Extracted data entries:
=-=-=

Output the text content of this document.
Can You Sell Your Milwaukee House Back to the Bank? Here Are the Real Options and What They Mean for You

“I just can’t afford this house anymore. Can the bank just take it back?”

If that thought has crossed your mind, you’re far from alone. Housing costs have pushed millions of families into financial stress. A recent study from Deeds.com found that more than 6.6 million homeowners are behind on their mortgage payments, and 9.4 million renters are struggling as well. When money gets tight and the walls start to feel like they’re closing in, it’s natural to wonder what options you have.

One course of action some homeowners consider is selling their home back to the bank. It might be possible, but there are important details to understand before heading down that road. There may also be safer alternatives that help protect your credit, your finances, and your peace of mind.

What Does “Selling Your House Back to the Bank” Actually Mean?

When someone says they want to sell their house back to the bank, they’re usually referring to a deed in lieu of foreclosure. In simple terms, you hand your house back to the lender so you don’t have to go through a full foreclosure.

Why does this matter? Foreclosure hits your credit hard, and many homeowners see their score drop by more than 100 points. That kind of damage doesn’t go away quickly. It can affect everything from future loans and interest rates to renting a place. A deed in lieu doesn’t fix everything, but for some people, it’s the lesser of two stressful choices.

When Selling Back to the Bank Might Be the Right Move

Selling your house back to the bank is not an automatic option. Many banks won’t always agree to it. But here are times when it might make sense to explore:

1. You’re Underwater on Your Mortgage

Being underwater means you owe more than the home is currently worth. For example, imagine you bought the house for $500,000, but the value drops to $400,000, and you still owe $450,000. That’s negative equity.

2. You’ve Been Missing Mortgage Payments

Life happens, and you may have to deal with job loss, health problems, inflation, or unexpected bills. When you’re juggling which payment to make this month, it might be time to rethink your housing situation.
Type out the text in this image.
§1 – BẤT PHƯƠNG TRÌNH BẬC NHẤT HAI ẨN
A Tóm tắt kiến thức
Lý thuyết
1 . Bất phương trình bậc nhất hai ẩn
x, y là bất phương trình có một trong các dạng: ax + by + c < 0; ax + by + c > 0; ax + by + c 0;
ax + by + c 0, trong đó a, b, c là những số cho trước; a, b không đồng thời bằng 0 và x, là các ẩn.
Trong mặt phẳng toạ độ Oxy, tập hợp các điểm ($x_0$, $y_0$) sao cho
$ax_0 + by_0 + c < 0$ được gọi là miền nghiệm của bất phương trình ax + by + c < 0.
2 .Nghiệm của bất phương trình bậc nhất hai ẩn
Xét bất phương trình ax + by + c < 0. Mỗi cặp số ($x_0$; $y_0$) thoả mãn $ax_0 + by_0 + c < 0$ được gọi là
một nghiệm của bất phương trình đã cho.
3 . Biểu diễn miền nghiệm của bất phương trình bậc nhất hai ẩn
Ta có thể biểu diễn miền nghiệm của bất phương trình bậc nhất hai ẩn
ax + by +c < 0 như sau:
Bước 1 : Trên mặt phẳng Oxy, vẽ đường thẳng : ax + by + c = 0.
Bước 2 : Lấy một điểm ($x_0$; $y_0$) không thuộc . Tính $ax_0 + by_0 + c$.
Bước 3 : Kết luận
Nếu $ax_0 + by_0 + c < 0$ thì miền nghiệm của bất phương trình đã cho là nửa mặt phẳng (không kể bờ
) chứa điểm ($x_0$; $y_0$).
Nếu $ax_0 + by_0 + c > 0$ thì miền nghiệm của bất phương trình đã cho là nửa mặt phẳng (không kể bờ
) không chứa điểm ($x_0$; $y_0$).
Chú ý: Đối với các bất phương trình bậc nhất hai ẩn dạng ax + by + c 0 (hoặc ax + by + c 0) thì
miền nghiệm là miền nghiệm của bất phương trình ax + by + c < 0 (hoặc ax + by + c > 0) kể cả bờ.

=-=-=

Aim of the task: Examine the records and report how many lines contain the string "hoặc". Only the number should be given.

Solution: 2